→ WHAT YOU ARE ASKED TO DO
Return the records in full, exactly as given.

→ INFORMATION SUPPLIED
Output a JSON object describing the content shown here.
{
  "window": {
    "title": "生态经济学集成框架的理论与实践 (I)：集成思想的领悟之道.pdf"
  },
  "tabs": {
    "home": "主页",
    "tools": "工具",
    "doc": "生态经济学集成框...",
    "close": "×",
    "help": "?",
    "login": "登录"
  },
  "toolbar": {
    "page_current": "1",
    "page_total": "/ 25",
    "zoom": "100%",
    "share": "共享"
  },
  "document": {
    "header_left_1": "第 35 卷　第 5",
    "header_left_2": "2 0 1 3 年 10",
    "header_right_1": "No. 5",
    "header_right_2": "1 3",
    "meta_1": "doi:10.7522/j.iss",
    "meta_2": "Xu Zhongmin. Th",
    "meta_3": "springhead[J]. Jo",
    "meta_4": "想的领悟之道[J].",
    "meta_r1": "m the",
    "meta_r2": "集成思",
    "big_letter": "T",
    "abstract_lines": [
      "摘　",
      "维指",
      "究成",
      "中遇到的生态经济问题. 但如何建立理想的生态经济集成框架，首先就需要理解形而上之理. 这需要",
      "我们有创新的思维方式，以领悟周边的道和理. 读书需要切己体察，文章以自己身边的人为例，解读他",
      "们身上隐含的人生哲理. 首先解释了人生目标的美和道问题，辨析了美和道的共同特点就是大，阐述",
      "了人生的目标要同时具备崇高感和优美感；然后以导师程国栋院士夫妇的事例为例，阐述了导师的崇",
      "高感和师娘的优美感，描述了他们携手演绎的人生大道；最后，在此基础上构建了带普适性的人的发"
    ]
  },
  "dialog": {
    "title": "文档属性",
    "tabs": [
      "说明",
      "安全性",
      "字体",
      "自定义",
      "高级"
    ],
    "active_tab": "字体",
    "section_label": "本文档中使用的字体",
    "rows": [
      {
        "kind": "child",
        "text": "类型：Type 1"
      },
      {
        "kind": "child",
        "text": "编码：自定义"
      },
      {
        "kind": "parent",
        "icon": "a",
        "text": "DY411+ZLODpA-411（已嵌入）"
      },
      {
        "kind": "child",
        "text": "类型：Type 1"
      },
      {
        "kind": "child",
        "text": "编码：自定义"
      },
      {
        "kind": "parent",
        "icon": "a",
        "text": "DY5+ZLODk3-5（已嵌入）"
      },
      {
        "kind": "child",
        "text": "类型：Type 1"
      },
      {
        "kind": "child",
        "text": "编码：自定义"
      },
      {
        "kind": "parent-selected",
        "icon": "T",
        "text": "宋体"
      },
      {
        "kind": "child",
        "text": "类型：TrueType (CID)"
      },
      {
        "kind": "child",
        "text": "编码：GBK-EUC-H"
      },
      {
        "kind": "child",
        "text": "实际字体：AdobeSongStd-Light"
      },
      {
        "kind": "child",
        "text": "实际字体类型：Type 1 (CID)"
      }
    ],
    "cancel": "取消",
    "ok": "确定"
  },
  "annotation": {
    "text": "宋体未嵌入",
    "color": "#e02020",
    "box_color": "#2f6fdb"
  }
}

→ THE RESULT
Output a JSON object describing the content shown here.
{
  "window": {
    "title": "生态经济学集成框架的理论与实践 (I)：集成思想的领悟之道.pdf"
  },
  "tabs": {
    "home": "主页",
    "tools": "工具",
    "doc": "生态经济学集成框...",
    "close": "×",
    "help": "?",
    "login": "登录"
  },
  "toolbar": {
    "page_current": "1",
    "page_total": "/ 25",
    "zoom": "100%",
    "share": "共享"
  },
  "document": {
    "header_left_1": "第 35 卷　第 5",
    "header_left_2": "2 0 1 3 年 10",
    "header_right_1": "No. 5",
    "header_right_2": "1 3",
    "meta_1": "doi:10.7522/j.iss",
    "meta_2": "Xu Zhongmin. Th",
    "meta_3": "springhead[J]. Jo",
    "meta_4": "想的领悟之道[J].",
    "meta_r1": "m the",
    "meta_r2": "集成思",
    "big_letter": "T",
    "abstract_lines": [
      "摘　",
      "维指",
      "究成",
      "中遇到的生态经济问题. 但如何建立理想的生态经济集成框架，首先就需要理解形而上之理. 这需要",
      "我们有创新的思维方式，以领悟周边的道和理. 读书需要切己体察，文章以自己身边的人为例，解读他",
      "们身上隐含的人生哲理. 首先解释了人生目标的美和道问题，辨析了美和道的共同特点就是大，阐述",
      "了人生的目标要同时具备崇高感和优美感；然后以导师程国栋院士夫妇的事例为例，阐述了导师的崇",
      "高感和师娘的优美感，描述了他们携手演绎的人生大道；最后，在此基础上构建了带普适性的人的发"
    ]
  },
  "dialog": {
    "title": "文档属性",
    "tabs": [
      "说明",
      "安全性",
      "字体",
      "自定义",
      "高级"
    ],
    "active_tab": "字体",
    "section_label": "本文档中使用的字体",
    "rows": [
      {
        "kind": "child",
        "text": "类型：Type 1"
      },
      {
        "kind": "child",
        "text": "编码：自定义"
      },
      {
        "kind": "parent",
        "icon": "a",
        "text": "DY411+ZLODpA-411（已嵌入）"
      },
      {
        "kind": "child",
        "text": "类型：Type 1"
      },
      {
        "kind": "child",
        "text": "编码：自定义"
      },
      {
        "kind": "parent",
        "icon": "a",
        "text": "DY5+ZLODk3-5（已嵌入）"
      },
      {
        "kind": "child",
        "text": "类型：Type 1"
      },
      {
        "kind": "child",
        "text": "编码：自定义"
      },
      {
        "kind": "parent-selected",
        "icon": "T",
        "text": "宋体"
      },
      {
        "kind": "child",
        "text": "类型：TrueType (CID)"
      },
      {
        "kind": "child",
        "text": "编码：GBK-EUC-H"
      },
      {
        "kind": "child",
        "text": "实际字体：AdobeSongStd-Light"
      },
      {
        "kind": "child",
        "text": "实际字体类型：Type 1 (CID)"
      }
    ],
    "cancel": "取消",
    "ok": "确定"
  },
  "annotation": {
    "text": "宋体未嵌入",
    "color": "#e02020",
    "box_color": "#2f6fdb"
  }
}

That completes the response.